--- Start Given data ---

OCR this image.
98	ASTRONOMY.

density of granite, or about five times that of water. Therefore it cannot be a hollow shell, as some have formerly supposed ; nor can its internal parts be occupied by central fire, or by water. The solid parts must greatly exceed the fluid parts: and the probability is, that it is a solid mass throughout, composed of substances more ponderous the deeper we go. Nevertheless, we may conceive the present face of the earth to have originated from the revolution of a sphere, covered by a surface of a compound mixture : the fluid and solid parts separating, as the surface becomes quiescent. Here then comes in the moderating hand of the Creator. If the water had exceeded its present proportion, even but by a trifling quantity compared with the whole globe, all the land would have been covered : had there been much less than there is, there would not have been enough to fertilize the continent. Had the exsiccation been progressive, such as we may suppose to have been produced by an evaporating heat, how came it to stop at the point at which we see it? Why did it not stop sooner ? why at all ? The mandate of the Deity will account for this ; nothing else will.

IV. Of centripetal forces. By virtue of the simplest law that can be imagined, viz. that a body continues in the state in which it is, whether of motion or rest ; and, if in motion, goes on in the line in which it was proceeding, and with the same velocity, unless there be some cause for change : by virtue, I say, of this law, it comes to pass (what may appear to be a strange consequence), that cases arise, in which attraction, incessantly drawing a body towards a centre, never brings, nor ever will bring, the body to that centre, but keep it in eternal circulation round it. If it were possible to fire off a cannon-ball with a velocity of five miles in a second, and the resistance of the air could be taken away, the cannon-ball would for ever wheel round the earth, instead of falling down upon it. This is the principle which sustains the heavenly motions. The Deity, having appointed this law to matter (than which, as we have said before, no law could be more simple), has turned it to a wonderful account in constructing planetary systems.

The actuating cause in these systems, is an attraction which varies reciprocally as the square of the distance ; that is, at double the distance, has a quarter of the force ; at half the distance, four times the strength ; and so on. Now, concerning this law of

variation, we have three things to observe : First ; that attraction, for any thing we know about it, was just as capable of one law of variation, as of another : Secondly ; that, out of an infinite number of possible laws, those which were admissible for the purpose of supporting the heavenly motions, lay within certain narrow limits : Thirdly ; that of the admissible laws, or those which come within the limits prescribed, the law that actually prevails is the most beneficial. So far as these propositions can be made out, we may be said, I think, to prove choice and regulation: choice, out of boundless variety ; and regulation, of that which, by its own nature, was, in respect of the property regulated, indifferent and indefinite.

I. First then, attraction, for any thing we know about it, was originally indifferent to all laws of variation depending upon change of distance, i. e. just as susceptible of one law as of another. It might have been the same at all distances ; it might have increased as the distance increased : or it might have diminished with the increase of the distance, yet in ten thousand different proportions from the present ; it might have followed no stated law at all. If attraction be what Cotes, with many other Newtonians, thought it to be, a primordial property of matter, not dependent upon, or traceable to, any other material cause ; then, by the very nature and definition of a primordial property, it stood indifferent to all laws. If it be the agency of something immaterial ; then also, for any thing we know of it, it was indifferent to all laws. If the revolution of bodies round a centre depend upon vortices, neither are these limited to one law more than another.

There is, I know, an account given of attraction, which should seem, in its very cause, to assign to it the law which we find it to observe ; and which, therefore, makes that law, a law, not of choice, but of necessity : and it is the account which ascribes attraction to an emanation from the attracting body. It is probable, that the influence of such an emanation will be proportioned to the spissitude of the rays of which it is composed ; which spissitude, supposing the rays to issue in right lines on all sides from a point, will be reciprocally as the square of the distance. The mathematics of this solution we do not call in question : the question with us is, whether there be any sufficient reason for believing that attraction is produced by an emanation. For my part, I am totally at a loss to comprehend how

--- End Given data ---

- **Short exercise**: Exactly as written above, please repeat the entries.

- **Result of this task**:
OCR this image.
98	ASTRONOMY.

density of granite, or about five times that of water. Therefore it cannot be a hollow shell, as some have formerly supposed ; nor can its internal parts be occupied by central fire, or by water. The solid parts must greatly exceed the fluid parts: and the probability is, that it is a solid mass throughout, composed of substances more ponderous the deeper we go. Nevertheless, we may conceive the present face of the earth to have originated from the revolution of a sphere, covered by a surface of a compound mixture : the fluid and solid parts separating, as the surface becomes quiescent. Here then comes in the moderating hand of the Creator. If the water had exceeded its present proportion, even but by a trifling quantity compared with the whole globe, all the land would have been covered : had there been much less than there is, there would not have been enough to fertilize the continent. Had the exsiccation been progressive, such as we may suppose to have been produced by an evaporating heat, how came it to stop at the point at which we see it? Why did it not stop sooner ? why at all ? The mandate of the Deity will account for this ; nothing else will.

IV. Of centripetal forces. By virtue of the simplest law that can be imagined, viz. that a body continues in the state in which it is, whether of motion or rest ; and, if in motion, goes on in the line in which it was proceeding, and with the same velocity, unless there be some cause for change : by virtue, I say, of this law, it comes to pass (what may appear to be a strange consequence), that cases arise, in which attraction, incessantly drawing a body towards a centre, never brings, nor ever will bring, the body to that centre, but keep it in eternal circulation round it. If it were possible to fire off a cannon-ball with a velocity of five miles in a second, and the resistance of the air could be taken away, the cannon-ball would for ever wheel round the earth, instead of falling down upon it. This is the principle which sustains the heavenly motions. The Deity, having appointed this law to matter (than which, as we have said before, no law could be more simple), has turned it to a wonderful account in constructing planetary systems.

The actuating cause in these systems, is an attraction which varies reciprocally as the square of the distance ; that is, at double the distance, has a quarter of the force ; at half the distance, four times the strength ; and so on. Now, concerning this law of

variation, we have three things to observe : First ; that attraction, for any thing we know about it, was just as capable of one law of variation, as of another : Secondly ; that, out of an infinite number of possible laws, those which were admissible for the purpose of supporting the heavenly motions, lay within certain narrow limits : Thirdly ; that of the admissible laws, or those which come within the limits prescribed, the law that actually prevails is the most beneficial. So far as these propositions can be made out, we may be said, I think, to prove choice and regulation: choice, out of boundless variety ; and regulation, of that which, by its own nature, was, in respect of the property regulated, indifferent and indefinite.

I. First then, attraction, for any thing we know about it, was originally indifferent to all laws of variation depending upon change of distance, i. e. just as susceptible of one law as of another. It might have been the same at all distances ; it might have increased as the distance increased : or it might have diminished with the increase of the distance, yet in ten thousand different proportions from the present ; it might have followed no stated law at all. If attraction be what Cotes, with many other Newtonians, thought it to be, a primordial property of matter, not dependent upon, or traceable to, any other material cause ; then, by the very nature and definition of a primordial property, it stood indifferent to all laws. If it be the agency of something immaterial ; then also, for any thing we know of it, it was indifferent to all laws. If the revolution of bodies round a centre depend upon vortices, neither are these limited to one law more than another.

There is, I know, an account given of attraction, which should seem, in its very cause, to assign to it the law which we find it to observe ; and which, therefore, makes that law, a law, not of choice, but of necessity : and it is the account which ascribes attraction to an emanation from the attracting body. It is probable, that the influence of such an emanation will be proportioned to the spissitude of the rays of which it is composed ; which spissitude, supposing the rays to issue in right lines on all sides from a point, will be reciprocally as the square of the distance. The mathematics of this solution we do not call in question : the question with us is, whether there be any sufficient reason for believing that attraction is produced by an emanation. For my part, I am totally at a loss to comprehend how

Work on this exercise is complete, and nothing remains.